Written task 1: Reproduce the lines of the records from the start of the records through the line containing "edit-properties-label: Edit Properties", leaving every line unchanged.

## Begin Extract

Unfortunately, this isn't likely to work because you can't use variables on the right side of a RewriteCond. It's one of those things that I really wish *did* work, as there is no way to do variable-to-variable compares inside mod_rewrite except to use atomic back-references (if supported by your regex library) and take advantage of commutativity (e.g. if A+A = A+B, then A=B). In this case, doing that would be more complex than the brute-force string compare, so brute-force is both simpler and more portable from server to server (and/or from version to version).

It seems to me that the rules could still be optimized in a different way to eliminate most or all RewriteConds with a better RewriteRule pattern, but the 'requirements' for the rules have apparently changed since the first post, and I can't tell what they really are -- for example, the path following the language-codes has apparently now been dropped, whereas it was preserved by the earlier code.

Jim

g1smd

12:58 pm on Oct 13, 2009 (gmt 0)

WebmasterWorld Senior Member 10+ Year Member Top Contributors Of The Month



Thanks Jim!

speedyone

1:17 pm on Oct 13, 2009 (gmt 0)

10+ Year Member



Jim,

You are right. The requirement has changed. With the full rewrite of the site they had decided they didn't want to retain about 50% of the site. With that they decided they wanted most to just end up at the main site (index) of the site. So i dropped the part to hold or retain any of the url that was entered. I want people to get the site not a 404. So far this has been working great for us.

jdMorgan

2:53 pm on Oct 13, 2009 (gmt 0)

WebmasterWorld Senior Member 10+ Year Member



That approach has some potentially-serious search ranking repercussions. I suggest that you use a 404 page in conformance to the HTTP protocol if you wish to happily co-exist with search engines. Make it pretty, make it helpful, etc., but you should not redirect missing page requests directly to your home page if you care about search ranking. See "duplicate content" and "infinite URL-space" threads in the search engine forums here (esp. the Google forum) for more info.

## End Extract
## Begin Task inputs

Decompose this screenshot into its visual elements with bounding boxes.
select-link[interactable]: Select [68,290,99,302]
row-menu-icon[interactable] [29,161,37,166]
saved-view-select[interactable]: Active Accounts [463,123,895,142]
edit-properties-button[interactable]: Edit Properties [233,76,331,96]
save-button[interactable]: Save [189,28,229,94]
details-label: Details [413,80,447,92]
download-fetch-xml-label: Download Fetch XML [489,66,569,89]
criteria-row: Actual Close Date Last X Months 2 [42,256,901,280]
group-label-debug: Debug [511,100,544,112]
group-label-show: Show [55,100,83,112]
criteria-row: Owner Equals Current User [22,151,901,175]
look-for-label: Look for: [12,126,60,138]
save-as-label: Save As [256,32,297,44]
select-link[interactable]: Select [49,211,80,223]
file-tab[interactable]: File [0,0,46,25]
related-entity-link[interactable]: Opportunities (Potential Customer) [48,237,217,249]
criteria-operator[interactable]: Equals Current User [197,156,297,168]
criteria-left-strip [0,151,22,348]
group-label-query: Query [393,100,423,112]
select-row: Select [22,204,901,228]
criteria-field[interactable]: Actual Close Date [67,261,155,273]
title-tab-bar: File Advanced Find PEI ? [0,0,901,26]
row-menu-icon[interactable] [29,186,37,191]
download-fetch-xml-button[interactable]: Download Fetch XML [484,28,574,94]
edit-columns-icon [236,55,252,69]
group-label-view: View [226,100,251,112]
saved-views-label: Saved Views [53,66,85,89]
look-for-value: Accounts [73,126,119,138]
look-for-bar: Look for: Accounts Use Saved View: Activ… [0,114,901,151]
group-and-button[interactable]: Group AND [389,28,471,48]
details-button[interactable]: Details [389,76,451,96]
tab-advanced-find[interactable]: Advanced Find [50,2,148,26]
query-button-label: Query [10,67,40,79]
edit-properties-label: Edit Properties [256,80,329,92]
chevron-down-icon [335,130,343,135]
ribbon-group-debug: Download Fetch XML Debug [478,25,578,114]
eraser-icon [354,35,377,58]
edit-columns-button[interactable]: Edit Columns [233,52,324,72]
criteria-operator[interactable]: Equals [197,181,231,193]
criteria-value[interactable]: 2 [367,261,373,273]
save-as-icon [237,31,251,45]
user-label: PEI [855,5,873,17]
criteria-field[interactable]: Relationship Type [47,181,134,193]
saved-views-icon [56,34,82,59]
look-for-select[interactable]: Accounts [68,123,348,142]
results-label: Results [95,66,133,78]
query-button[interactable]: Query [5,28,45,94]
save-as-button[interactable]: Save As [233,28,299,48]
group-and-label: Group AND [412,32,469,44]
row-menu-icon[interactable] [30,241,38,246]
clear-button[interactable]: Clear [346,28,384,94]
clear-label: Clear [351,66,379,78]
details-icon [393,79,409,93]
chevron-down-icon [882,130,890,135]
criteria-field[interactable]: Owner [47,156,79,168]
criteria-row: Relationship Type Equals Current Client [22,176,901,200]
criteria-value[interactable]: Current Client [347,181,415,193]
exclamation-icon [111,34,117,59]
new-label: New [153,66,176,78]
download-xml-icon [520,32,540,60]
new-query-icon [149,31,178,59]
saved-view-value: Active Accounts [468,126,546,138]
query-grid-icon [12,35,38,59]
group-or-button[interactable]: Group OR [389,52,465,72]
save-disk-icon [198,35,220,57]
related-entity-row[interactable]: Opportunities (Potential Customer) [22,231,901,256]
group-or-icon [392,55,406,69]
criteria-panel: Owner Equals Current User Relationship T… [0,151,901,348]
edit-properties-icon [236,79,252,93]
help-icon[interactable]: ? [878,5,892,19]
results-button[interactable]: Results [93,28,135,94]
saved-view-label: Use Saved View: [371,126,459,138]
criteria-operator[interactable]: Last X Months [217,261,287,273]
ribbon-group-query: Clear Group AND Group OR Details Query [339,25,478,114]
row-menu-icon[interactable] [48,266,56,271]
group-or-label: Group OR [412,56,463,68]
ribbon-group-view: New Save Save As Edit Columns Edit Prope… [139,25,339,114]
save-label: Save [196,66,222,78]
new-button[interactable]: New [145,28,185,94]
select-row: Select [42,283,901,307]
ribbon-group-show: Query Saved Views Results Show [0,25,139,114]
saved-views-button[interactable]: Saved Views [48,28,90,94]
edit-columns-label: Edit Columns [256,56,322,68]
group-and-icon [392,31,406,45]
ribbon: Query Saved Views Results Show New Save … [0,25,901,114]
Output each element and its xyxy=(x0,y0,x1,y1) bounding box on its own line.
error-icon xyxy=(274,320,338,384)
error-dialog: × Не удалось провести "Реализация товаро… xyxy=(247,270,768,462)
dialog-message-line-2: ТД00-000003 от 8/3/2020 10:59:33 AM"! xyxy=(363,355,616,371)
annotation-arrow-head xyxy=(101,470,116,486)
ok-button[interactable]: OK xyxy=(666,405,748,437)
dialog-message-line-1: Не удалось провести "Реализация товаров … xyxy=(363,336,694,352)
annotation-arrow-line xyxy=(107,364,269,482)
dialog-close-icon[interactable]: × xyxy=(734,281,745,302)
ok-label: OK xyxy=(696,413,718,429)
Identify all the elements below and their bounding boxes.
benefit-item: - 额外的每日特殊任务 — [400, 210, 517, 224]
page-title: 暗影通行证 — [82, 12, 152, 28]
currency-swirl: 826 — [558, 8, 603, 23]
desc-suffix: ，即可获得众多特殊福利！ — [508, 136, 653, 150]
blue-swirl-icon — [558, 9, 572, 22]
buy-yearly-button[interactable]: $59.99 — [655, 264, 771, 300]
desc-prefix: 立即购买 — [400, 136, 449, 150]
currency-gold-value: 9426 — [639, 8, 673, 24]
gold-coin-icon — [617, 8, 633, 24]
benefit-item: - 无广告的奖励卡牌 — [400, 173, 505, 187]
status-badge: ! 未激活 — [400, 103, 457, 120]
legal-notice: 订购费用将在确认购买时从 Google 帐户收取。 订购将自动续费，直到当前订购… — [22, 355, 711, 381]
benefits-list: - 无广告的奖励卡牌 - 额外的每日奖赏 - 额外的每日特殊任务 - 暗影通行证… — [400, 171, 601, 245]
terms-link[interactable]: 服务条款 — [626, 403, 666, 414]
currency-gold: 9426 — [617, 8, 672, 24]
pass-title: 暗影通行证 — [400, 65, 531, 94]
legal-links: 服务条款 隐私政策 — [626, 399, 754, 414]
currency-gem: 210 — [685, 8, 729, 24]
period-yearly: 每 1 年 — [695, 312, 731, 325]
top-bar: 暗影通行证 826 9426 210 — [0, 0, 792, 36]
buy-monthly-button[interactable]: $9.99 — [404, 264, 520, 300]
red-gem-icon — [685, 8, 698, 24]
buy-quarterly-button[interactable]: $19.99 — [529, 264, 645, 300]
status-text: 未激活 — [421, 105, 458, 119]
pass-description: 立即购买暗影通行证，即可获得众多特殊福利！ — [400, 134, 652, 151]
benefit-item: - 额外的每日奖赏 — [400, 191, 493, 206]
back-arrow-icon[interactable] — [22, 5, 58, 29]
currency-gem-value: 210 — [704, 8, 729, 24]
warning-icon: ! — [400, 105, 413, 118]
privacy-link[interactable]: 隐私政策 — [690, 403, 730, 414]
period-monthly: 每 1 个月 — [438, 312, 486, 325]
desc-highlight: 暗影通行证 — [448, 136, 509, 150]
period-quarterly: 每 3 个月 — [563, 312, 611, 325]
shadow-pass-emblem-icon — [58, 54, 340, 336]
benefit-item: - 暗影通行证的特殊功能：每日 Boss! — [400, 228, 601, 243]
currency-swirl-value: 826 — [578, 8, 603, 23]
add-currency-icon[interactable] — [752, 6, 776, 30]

## End Task inputs

Written task 2:
Answer these questions on the forum thread about mod_rewrite:
(a) What does the first post say cannot be used on the right side of a RewriteCond?
(b) About what share of the site was it decided not to retain?
(c) What does the last post suggest using to co-exist with search engines?

Correct response 1:
Decompose this screenshot into its visual elements with bounding boxes.
select-link[interactable]: Select [68,290,99,302]
row-menu-icon[interactable] [29,161,37,166]
saved-view-select[interactable]: Active Accounts [463,123,895,142]
edit-properties-button[interactable]: Edit Properties [233,76,331,96]
save-button[interactable]: Save [189,28,229,94]
details-label: Details [413,80,447,92]
download-fetch-xml-label: Download Fetch XML [489,66,569,89]
criteria-row: Actual Close Date Last X Months 2 [42,256,901,280]
group-label-debug: Debug [511,100,544,112]
group-label-show: Show [55,100,83,112]
criteria-row: Owner Equals Current User [22,151,901,175]
look-for-label: Look for: [12,126,60,138]
save-as-label: Save As [256,32,297,44]
select-link[interactable]: Select [49,211,80,223]
file-tab[interactable]: File [0,0,46,25]
related-entity-link[interactable]: Opportunities (Potential Customer) [48,237,217,249]
criteria-operator[interactable]: Equals Current User [197,156,297,168]
criteria-left-strip [0,151,22,348]
group-label-query: Query [393,100,423,112]
select-row: Select [22,204,901,228]
criteria-field[interactable]: Actual Close Date [67,261,155,273]
title-tab-bar: File Advanced Find PEI ? [0,0,901,26]
row-menu-icon[interactable] [29,186,37,191]
download-fetch-xml-button[interactable]: Download Fetch XML [484,28,574,94]
edit-columns-icon [236,55,252,69]
group-label-view: View [226,100,251,112]
saved-views-label: Saved Views [53,66,85,89]
look-for-value: Accounts [73,126,119,138]
look-for-bar: Look for: Accounts Use Saved View: Activ… [0,114,901,151]
group-and-button[interactable]: Group AND [389,28,471,48]
details-button[interactable]: Details [389,76,451,96]
tab-advanced-find[interactable]: Advanced Find [50,2,148,26]
query-button-label: Query [10,67,40,79]
edit-properties-label: Edit Properties [256,80,329,92]

Correct response 2:
(a) Variables.
(b) About 50%.
(c) A 404 page in conformance to the HTTP protocol.